** begin **

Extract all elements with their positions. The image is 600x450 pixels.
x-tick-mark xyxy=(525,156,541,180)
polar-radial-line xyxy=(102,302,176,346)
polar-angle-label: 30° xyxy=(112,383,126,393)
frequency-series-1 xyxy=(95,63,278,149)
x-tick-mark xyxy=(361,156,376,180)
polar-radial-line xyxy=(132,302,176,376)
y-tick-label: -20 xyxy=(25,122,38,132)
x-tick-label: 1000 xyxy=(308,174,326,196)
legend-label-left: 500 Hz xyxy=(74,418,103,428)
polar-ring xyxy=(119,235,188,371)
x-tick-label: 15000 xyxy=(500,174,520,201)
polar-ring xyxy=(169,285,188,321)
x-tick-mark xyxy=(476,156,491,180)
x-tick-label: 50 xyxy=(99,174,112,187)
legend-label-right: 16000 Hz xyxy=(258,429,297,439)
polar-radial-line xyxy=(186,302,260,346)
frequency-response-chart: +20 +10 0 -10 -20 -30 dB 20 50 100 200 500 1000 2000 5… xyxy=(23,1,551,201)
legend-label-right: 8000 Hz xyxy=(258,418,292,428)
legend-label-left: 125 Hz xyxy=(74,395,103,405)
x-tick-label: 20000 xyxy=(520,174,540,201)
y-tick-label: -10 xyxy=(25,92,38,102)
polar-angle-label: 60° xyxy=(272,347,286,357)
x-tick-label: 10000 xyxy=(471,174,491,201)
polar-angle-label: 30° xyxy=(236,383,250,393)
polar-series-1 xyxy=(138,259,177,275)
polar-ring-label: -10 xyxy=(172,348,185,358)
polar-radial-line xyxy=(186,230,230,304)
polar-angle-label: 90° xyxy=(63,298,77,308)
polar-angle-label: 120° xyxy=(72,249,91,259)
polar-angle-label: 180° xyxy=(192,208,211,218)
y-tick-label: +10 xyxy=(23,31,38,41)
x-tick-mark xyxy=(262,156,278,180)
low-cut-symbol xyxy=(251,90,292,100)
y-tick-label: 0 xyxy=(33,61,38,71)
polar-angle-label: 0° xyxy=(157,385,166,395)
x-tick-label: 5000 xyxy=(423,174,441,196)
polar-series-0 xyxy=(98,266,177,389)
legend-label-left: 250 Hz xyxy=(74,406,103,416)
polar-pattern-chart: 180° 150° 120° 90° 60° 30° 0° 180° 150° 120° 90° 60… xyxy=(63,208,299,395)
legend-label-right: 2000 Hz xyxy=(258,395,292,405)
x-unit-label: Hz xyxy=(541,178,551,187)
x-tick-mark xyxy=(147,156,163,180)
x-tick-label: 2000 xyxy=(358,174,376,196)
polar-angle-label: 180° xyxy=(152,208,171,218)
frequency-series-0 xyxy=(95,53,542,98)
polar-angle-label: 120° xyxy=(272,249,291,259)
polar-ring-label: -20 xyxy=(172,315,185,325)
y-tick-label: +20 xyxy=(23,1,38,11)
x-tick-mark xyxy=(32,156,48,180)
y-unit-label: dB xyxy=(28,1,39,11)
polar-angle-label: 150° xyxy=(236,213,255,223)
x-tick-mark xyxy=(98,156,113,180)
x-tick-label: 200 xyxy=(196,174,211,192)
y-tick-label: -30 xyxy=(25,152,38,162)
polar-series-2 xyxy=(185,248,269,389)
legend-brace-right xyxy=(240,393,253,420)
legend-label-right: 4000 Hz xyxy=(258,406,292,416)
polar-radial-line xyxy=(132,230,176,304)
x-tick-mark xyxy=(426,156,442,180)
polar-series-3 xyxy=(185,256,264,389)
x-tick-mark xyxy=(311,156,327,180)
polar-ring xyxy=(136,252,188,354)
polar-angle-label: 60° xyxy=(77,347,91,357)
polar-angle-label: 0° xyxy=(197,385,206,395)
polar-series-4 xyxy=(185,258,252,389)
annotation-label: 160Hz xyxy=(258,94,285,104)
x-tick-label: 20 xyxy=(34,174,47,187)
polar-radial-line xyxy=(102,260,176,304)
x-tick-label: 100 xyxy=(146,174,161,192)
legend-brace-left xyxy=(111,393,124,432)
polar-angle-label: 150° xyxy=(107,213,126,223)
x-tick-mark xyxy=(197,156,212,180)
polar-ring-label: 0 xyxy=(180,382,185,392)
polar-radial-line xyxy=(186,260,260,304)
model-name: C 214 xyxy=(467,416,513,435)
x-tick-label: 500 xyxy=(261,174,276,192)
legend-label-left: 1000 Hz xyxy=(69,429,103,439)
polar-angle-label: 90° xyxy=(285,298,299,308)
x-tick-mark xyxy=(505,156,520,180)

** end **

### TASK OBJECTIVE
Copy every line of the records above word for word.

### ANSWER TO THIS TASK
Extract all elements with their positions. The image is 600x450 pixels.
x-tick-mark xyxy=(525,156,541,180)
polar-radial-line xyxy=(102,302,176,346)
polar-angle-label: 30° xyxy=(112,383,126,393)
frequency-series-1 xyxy=(95,63,278,149)
x-tick-mark xyxy=(361,156,376,180)
polar-radial-line xyxy=(132,302,176,376)
y-tick-label: -20 xyxy=(25,122,38,132)
x-tick-label: 1000 xyxy=(308,174,326,196)
legend-label-left: 500 Hz xyxy=(74,418,103,428)
polar-ring xyxy=(119,235,188,371)
x-tick-label: 15000 xyxy=(500,174,520,201)
polar-ring xyxy=(169,285,188,321)
x-tick-mark xyxy=(476,156,491,180)
x-tick-label: 50 xyxy=(99,174,112,187)
legend-label-right: 16000 Hz xyxy=(258,429,297,439)
polar-radial-line xyxy=(186,302,260,346)
frequency-response-chart: +20 +10 0 -10 -20 -30 dB 20 50 100 200 500 1000 2000 5… xyxy=(23,1,551,201)
legend-label-right: 8000 Hz xyxy=(258,418,292,428)
legend-label-left: 125 Hz xyxy=(74,395,103,405)
x-tick-label: 20000 xyxy=(520,174,540,201)
y-tick-label: -10 xyxy=(25,92,38,102)
polar-angle-label: 60° xyxy=(272,347,286,357)
x-tick-label: 10000 xyxy=(471,174,491,201)
polar-angle-label: 30° xyxy=(236,383,250,393)
polar-series-1 xyxy=(138,259,177,275)
polar-ring-label: -10 xyxy=(172,348,185,358)
polar-radial-line xyxy=(186,230,230,304)
polar-angle-label: 90° xyxy=(63,298,77,308)
polar-angle-label: 120° xyxy=(72,249,91,259)
polar-angle-label: 180° xyxy=(192,208,211,218)
y-tick-label: +10 xyxy=(23,31,38,41)
x-tick-mark xyxy=(262,156,278,180)
low-cut-symbol xyxy=(251,90,292,100)
y-tick-label: 0 xyxy=(33,61,38,71)
polar-angle-label: 0° xyxy=(157,385,166,395)
x-tick-label: 5000 xyxy=(423,174,441,196)
polar-series-0 xyxy=(98,266,177,389)
legend-label-left: 250 Hz xyxy=(74,406,103,416)
polar-pattern-chart: 180° 150° 120° 90° 60° 30° 0° 180° 150° 120° 90° 60… xyxy=(63,208,299,395)
legend-label-right: 2000 Hz xyxy=(258,395,292,405)
x-unit-label: Hz xyxy=(541,178,551,187)
x-tick-mark xyxy=(147,156,163,180)
x-tick-label: 2000 xyxy=(358,174,376,196)
polar-angle-label: 180° xyxy=(152,208,171,218)
frequency-series-0 xyxy=(95,53,542,98)
polar-angle-label: 120° xyxy=(272,249,291,259)
polar-ring-label: -20 xyxy=(172,315,185,325)
y-tick-label: +20 xyxy=(23,1,38,11)
x-tick-mark xyxy=(32,156,48,180)
y-unit-label: dB xyxy=(28,1,39,11)
polar-angle-label: 150° xyxy=(236,213,255,223)
x-tick-mark xyxy=(98,156,113,180)
x-tick-label: 200 xyxy=(196,174,211,192)
y-tick-label: -30 xyxy=(25,152,38,162)
polar-series-2 xyxy=(185,248,269,389)
legend-brace-right xyxy=(240,393,253,420)
legend-label-right: 4000 Hz xyxy=(258,406,292,416)
polar-radial-line xyxy=(132,230,176,304)
x-tick-mark xyxy=(426,156,442,180)
polar-series-3 xyxy=(185,256,264,389)
x-tick-mark xyxy=(311,156,327,180)
polar-ring xyxy=(136,252,188,354)
polar-angle-label: 60° xyxy=(77,347,91,357)
polar-angle-label: 0° xyxy=(197,385,206,395)
polar-series-4 xyxy=(185,258,252,389)
annotation-label: 160Hz xyxy=(258,94,285,104)
x-tick-label: 20 xyxy=(34,174,47,187)
polar-radial-line xyxy=(102,260,176,304)
x-tick-label: 100 xyxy=(146,174,161,192)
legend-brace-left xyxy=(111,393,124,432)
polar-angle-label: 150° xyxy=(107,213,126,223)
x-tick-mark xyxy=(197,156,212,180)
polar-ring-label: 0 xyxy=(180,382,185,392)
polar-radial-line xyxy=(186,260,260,304)
model-name: C 214 xyxy=(467,416,513,435)
x-tick-label: 500 xyxy=(261,174,276,192)
legend-label-left: 1000 Hz xyxy=(69,429,103,439)
polar-angle-label: 90° xyxy=(285,298,299,308)
x-tick-mark xyxy=(505,156,520,180)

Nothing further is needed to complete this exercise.